» **Wat je doet**
Welk soort glas zit er volgens het paginafragment in het rondbogige drielicht van de linkertravee?

» **Paginafragment**
----
Zijgevels en achtergevel

De noordelijke zijgevel geeft uit op de Watertorenlaan en werd in tegenstelling tot de andere gevels volledig tegen de rooilijn aangebouwd. Een bijzondere aandacht ging naar het ontwerp en de uitwerking van de vensterpartijen, waarbij op het gelijkvloers twee monumentale rondbogige drielichten de gevel sieren. In het rondboogvenster van de hoofdtravee tekent de inglenook zich duidelijk af. Het centrale veld van het drielicht is blind uitgewerkt met een metselmozaïek met natuurstenen sierelementen. Langs de binnenzijde sluit dit vlak aan op de haardwand van het grote salon. Achter de gebombeerde tussenzuiltjes van het bovenlicht werden de rookkanalen van de haard op ingenieuze wijze ingewerkt. In alle beglaasde onderdelen van het rondbogige drielicht van het hoofdtravee steken glas-in-loodramen. De bovenlichten hebben een kleine roedeverdeling en zitten vervat in een decoratief opgevatte rondbogige omlijsting die deels in baksteen en hardsteen uitgewerkt is. Het rondbogige drielicht van de linkertravee is iets smaller opgevat. In deze raampartij steekt geen glas in lood maar spiegelglas. Ook de hardstenen stijlen zijn soberder uitgewerkt. De monumentale geblokte rondboogomlijstingen van beide drielichten zijn opgevat als waterlijsten en gaan elk de verbinding aan met de dorpel van het bovenliggend venster. De eerste verdieping van de noordelijke zijgevel wordt gesierd door twee rechthoekige vensters met uitwaaierend drieledig bovenlicht. Dit venstertype vinden we eveneens terug in de voorgevel op de eerste verdieping van de hoofdvolumes. De vensters van de eerste verdieping aan de noordelijke zijgevel zijn in tegenstelling tot deze van de voorgevel voorzien van fijne balustrades.
----
(Records uit een layoutdataset)
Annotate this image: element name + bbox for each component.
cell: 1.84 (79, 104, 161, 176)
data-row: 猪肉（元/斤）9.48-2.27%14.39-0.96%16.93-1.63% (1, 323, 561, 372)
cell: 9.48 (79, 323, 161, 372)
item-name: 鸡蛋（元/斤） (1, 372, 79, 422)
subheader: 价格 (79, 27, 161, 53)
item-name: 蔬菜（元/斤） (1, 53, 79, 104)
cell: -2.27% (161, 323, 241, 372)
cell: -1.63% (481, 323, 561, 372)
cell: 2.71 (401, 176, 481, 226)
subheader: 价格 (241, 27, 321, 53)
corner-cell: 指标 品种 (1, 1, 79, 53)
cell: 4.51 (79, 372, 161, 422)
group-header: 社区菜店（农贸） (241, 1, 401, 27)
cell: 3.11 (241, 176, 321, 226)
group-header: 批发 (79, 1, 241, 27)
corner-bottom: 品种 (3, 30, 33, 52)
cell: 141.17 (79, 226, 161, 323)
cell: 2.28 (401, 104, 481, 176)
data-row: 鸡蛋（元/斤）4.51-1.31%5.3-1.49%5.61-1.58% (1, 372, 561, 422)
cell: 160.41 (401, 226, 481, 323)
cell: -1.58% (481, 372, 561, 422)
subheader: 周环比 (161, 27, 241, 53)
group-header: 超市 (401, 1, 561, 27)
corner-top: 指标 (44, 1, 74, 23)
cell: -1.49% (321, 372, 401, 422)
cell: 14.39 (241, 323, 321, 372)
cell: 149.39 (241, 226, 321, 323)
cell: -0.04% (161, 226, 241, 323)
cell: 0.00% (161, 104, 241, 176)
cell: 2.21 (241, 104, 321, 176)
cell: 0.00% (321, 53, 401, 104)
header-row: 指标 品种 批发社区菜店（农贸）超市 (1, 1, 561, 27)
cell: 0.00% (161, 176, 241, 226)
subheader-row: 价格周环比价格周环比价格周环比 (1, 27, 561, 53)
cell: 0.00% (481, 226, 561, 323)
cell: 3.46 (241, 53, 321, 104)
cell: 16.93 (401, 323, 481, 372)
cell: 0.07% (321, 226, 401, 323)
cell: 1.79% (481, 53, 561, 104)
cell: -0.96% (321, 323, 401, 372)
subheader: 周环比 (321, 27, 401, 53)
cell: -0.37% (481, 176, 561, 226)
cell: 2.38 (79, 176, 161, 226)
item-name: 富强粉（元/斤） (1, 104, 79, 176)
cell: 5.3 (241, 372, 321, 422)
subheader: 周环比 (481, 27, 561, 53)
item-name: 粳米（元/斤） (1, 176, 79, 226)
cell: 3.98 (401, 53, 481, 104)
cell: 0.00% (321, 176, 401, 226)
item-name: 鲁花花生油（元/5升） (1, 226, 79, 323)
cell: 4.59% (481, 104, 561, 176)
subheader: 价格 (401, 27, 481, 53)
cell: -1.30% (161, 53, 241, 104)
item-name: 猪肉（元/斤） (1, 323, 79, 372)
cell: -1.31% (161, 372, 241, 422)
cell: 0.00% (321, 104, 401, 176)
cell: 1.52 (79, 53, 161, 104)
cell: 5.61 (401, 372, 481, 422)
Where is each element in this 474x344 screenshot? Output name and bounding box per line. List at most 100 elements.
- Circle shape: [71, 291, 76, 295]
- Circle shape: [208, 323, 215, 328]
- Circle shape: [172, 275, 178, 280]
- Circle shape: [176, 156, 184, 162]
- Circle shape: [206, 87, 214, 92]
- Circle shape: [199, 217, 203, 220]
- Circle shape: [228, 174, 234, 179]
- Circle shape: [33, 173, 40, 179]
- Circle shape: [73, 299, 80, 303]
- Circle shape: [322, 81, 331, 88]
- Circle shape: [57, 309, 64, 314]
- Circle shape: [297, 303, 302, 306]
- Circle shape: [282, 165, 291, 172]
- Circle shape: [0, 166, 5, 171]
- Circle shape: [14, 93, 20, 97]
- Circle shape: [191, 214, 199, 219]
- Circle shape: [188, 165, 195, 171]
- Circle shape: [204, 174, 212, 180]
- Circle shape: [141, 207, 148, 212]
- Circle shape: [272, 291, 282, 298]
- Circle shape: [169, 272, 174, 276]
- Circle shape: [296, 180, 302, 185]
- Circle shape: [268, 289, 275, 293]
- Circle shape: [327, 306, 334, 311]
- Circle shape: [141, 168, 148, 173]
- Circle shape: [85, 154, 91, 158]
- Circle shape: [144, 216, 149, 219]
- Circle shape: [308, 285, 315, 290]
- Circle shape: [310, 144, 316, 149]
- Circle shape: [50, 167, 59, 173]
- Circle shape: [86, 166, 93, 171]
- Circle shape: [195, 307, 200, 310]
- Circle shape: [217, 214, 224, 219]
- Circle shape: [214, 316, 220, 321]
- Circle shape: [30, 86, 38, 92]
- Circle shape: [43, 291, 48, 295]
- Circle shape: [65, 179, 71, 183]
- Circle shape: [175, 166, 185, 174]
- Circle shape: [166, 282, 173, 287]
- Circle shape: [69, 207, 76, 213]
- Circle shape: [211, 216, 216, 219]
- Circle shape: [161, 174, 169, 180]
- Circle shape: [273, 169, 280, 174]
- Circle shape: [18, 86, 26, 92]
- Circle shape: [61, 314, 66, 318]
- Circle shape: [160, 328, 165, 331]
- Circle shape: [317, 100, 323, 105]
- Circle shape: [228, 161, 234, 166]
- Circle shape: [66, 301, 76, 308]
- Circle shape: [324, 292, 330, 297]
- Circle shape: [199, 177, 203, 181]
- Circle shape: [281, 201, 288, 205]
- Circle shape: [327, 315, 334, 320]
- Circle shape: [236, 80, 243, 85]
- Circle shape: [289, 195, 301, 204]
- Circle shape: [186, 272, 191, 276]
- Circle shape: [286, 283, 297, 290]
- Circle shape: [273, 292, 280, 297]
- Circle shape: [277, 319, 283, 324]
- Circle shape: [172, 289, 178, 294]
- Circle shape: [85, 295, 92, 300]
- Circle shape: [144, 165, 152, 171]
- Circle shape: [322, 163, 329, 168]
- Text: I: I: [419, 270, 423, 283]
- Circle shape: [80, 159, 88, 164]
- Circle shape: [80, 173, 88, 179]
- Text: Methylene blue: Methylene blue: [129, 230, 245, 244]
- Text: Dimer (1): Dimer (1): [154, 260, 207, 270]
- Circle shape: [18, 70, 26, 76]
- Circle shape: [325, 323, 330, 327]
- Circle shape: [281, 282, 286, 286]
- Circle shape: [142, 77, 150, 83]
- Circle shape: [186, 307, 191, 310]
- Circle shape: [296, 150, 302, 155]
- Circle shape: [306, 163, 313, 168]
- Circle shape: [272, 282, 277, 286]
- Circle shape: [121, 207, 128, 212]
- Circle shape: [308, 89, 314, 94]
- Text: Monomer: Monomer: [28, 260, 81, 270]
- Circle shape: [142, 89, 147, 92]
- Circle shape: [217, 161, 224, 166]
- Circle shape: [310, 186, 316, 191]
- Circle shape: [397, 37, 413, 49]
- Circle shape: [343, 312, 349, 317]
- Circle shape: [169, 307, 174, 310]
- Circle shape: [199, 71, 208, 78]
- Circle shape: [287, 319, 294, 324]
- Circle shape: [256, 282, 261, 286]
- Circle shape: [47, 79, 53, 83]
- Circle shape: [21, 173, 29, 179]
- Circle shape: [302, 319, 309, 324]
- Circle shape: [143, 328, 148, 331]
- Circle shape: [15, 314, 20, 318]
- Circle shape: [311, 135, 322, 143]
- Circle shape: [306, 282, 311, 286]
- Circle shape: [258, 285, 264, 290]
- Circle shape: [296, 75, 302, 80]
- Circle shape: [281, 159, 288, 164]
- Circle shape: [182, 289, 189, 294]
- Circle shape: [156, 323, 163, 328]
----
» **Resultaat**
Spiegelglas, geen glas in lood.